▶ Consigne donnée A
Dans le texte sur les devoirs de l'épouse envers son mari, qui rapporte le premier récit cité ?
▶ Consigne donnée B
Reprends le texte sur les devoirs de l'épouse envers son mari et poursuis-le après sa dernière phrase.

▶ Extrait de page
• • • •

Le Prophète (sws) aurait dit que la femme doit être très redevable à son mari ?!?
Le Prophète (sws) aurait dit que la femme doit être très redevable à son mari ?!?
Collectif Sahab Ed-Dine
Création : 09/08/2010
Modification : 09/09/2010
1. Analyse des sources
Les islamophobes se servent de ahadith qui auraient été authentifié par le Cheikh al-Albani (Rahimahou Allah) pour discréditer le Prophète (sws) comme à leur habitude. Ces récits sont les suivants :
1 / “Anas (raa) rapporte que le Messager d'Allah (sws) a dit : "Un être humain ne doit pas se prosterner devant un autre être humain. Si c'était le cas, il serait ordonné à l'épouse de se prosterner devant son époux, tant elle lui est redevable. Par celui qui détient ma vie, si l'époux avait de la tête aux pieds des abcès suintant le pus et qu'elle vînt lécher ces abcès, elle serait encore en deçà de ses devoirs à son égard.”

• • • •

▶ Données fournies
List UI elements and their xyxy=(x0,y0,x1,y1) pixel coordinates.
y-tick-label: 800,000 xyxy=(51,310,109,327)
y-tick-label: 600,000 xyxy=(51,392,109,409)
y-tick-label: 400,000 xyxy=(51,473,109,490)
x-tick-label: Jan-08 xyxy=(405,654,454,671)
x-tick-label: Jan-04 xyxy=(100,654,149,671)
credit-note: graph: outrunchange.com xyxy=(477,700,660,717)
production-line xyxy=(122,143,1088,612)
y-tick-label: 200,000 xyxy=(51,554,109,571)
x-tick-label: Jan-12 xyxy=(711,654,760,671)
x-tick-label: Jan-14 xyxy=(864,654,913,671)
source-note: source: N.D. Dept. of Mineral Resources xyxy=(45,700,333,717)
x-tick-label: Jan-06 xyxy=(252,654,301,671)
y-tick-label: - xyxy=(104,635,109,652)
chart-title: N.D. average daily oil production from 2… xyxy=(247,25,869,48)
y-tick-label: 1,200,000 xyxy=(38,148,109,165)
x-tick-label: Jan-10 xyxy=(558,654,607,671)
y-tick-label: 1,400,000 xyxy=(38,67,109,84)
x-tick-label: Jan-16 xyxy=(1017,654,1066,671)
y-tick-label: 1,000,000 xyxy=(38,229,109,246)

• • • •

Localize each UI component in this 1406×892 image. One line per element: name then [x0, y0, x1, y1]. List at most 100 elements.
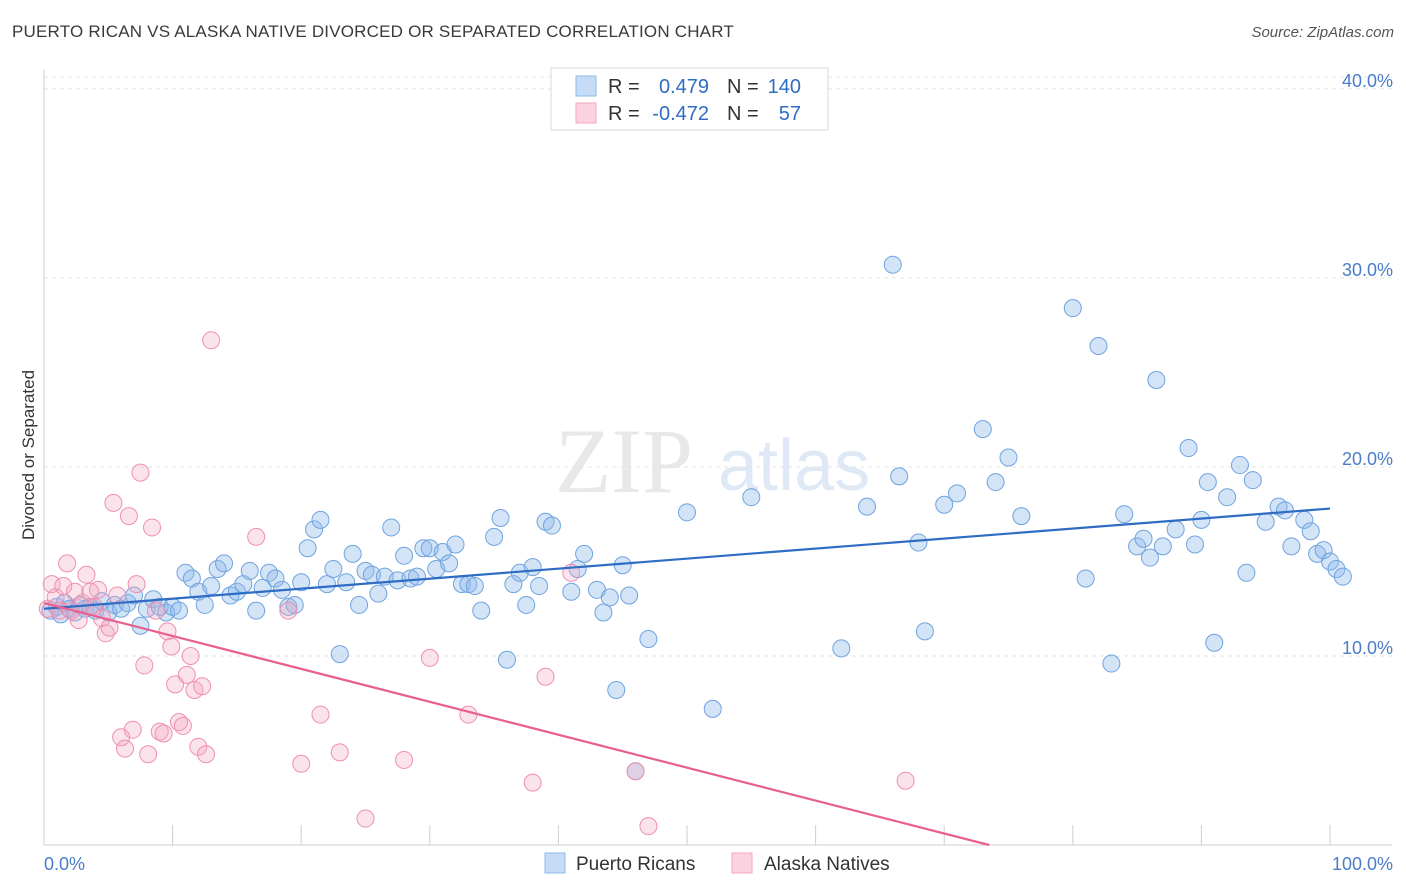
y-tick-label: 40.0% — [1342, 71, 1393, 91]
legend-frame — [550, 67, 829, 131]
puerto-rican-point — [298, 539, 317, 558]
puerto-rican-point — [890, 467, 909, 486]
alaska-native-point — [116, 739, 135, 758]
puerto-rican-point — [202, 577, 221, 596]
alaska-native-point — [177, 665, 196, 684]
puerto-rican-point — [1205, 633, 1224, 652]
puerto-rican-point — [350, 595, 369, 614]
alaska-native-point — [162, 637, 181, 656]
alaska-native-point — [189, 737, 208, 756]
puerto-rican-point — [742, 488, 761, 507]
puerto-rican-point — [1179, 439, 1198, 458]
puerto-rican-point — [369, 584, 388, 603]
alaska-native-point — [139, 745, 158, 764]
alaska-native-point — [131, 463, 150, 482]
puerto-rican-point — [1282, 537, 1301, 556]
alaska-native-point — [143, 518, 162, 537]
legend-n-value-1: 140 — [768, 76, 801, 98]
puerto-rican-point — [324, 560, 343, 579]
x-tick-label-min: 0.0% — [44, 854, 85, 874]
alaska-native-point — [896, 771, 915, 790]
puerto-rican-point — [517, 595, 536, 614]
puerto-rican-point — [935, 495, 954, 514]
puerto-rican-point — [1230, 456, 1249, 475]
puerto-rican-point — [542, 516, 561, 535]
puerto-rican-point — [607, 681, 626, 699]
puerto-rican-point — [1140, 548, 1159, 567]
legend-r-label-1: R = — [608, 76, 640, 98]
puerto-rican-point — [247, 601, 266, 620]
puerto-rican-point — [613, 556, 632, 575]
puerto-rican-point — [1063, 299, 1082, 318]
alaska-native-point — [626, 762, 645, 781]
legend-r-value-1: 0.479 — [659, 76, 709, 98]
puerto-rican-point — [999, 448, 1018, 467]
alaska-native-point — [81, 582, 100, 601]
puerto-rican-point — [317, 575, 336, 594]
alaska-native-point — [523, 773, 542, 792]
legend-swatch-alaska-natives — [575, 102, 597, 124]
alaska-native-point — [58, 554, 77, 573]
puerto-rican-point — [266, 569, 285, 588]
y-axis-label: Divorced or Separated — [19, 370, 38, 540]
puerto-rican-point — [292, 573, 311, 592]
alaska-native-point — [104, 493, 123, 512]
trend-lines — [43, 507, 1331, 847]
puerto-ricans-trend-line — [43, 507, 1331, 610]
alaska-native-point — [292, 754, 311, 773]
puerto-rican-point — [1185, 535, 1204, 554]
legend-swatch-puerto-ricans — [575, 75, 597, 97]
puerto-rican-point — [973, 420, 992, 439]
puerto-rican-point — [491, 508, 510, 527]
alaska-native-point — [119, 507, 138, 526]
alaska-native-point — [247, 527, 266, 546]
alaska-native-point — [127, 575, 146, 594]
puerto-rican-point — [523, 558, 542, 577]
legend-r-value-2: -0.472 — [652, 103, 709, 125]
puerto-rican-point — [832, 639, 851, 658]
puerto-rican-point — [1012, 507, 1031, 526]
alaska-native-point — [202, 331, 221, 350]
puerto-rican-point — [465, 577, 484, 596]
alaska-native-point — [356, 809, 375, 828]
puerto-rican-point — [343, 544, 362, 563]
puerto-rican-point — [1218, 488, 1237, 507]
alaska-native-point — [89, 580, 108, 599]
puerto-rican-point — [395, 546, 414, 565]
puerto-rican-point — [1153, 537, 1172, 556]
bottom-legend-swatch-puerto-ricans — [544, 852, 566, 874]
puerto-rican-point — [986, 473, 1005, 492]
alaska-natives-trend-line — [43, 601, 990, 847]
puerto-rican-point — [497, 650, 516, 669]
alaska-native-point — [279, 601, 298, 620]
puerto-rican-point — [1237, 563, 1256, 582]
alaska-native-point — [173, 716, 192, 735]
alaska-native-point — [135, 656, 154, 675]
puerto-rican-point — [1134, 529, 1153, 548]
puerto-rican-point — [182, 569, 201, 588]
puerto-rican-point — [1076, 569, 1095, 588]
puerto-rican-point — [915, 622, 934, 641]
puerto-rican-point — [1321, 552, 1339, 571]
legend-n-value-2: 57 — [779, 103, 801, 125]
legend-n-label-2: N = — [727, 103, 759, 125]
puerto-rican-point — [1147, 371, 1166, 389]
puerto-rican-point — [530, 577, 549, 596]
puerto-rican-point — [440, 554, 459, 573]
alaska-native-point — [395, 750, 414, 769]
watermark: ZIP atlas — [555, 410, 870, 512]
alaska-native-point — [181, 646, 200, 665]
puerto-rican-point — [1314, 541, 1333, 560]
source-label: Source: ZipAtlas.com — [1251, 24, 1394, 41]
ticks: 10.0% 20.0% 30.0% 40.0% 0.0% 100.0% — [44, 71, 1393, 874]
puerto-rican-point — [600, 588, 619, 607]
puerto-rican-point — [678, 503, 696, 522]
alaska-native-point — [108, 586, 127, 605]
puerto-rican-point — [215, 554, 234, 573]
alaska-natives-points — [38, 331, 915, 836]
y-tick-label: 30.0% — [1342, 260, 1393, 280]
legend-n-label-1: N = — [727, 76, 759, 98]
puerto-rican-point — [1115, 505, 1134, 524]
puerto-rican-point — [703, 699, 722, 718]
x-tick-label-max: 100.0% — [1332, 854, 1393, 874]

• • • •

▶ Réponse fournie A
Anas (raa).

▶ Réponse fournie B
Rapporté par l’Imam Ahmad dans son Mousnad, Hadith n°12153 et (soit disant) cité dans Sahih al-Djami’ d’al-Albani au n°7725. La chaîne de transmission fut déclarée bonne par al-Moundhiri
Il y a aussi cette autre narration d’Abou Sa’id al-Khoudri (raa) qui rapporte que le Prophète (sws) a dit :
2 / “Si le mari d’une femme avait un ulcère et qu’elle le léchait pour lui, elle n’aura pas accomplit ses devoirs à son égard en faisant cela”
Rapporté par al-Hakim et Ibn Hibban, authentifié par al-Albani dans son Sahih al-Jami’ n°3148
Un autre récit (résumé) dit ceci:
3 / “Une femme s’approcha du Prophète (sws) et l’informa de son intention de se marier avec son cousin qui lui demanda sa main. Elle lui demanda quels étaient les droits de son mari sur elle une fois mariée, ce à quoi il répondit : “même si tu léchais la morve de son nez qui coule, tu n’aurais pas accomplit les droits qu’il a sur toi.” Ce à quoi cette femme répondit : “Par Celui qui t’envoya avec la vérité,dans ce cas, je ne me marierai pas autant que le monde demeurera”.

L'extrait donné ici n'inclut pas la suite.